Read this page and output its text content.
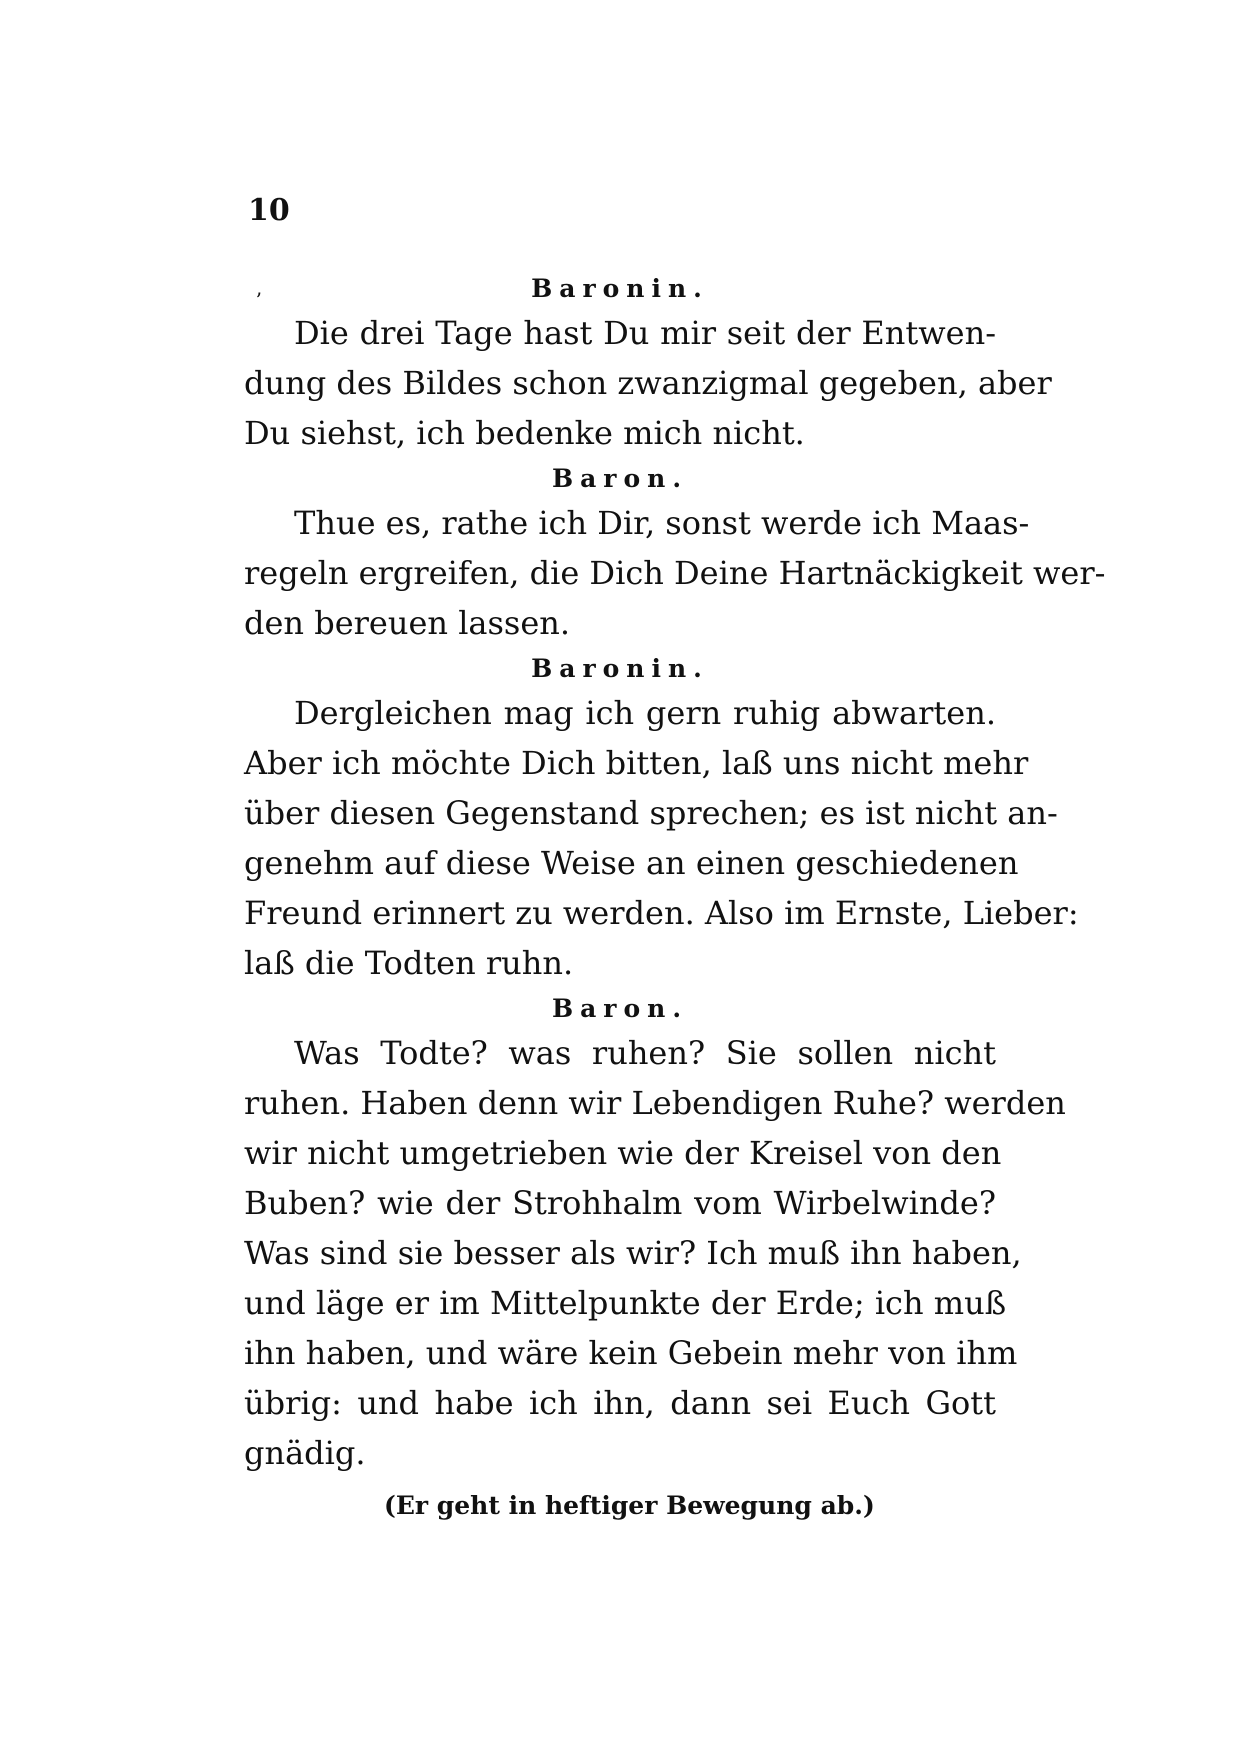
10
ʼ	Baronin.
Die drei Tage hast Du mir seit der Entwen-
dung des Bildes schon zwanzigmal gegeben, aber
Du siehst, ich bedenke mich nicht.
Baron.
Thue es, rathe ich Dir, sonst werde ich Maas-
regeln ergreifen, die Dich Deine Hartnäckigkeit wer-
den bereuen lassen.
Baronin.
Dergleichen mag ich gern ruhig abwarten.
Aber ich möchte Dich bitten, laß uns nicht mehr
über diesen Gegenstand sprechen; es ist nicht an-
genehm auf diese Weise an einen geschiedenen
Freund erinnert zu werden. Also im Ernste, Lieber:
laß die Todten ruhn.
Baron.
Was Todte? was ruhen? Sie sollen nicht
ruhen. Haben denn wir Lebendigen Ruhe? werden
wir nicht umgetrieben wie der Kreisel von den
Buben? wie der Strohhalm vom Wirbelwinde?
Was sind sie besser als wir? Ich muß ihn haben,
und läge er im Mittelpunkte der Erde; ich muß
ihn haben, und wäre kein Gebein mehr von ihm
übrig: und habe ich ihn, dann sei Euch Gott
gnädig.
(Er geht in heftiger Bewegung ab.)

YOUR INSTRUCTIONS: Pull every line containing the word "Dich" out of the entries above.

TASK ANSWER:
regeln ergreifen, die Dich Deine Hartnäckigkeit wer-
Aber ich möchte Dich bitten, laß uns nicht mehr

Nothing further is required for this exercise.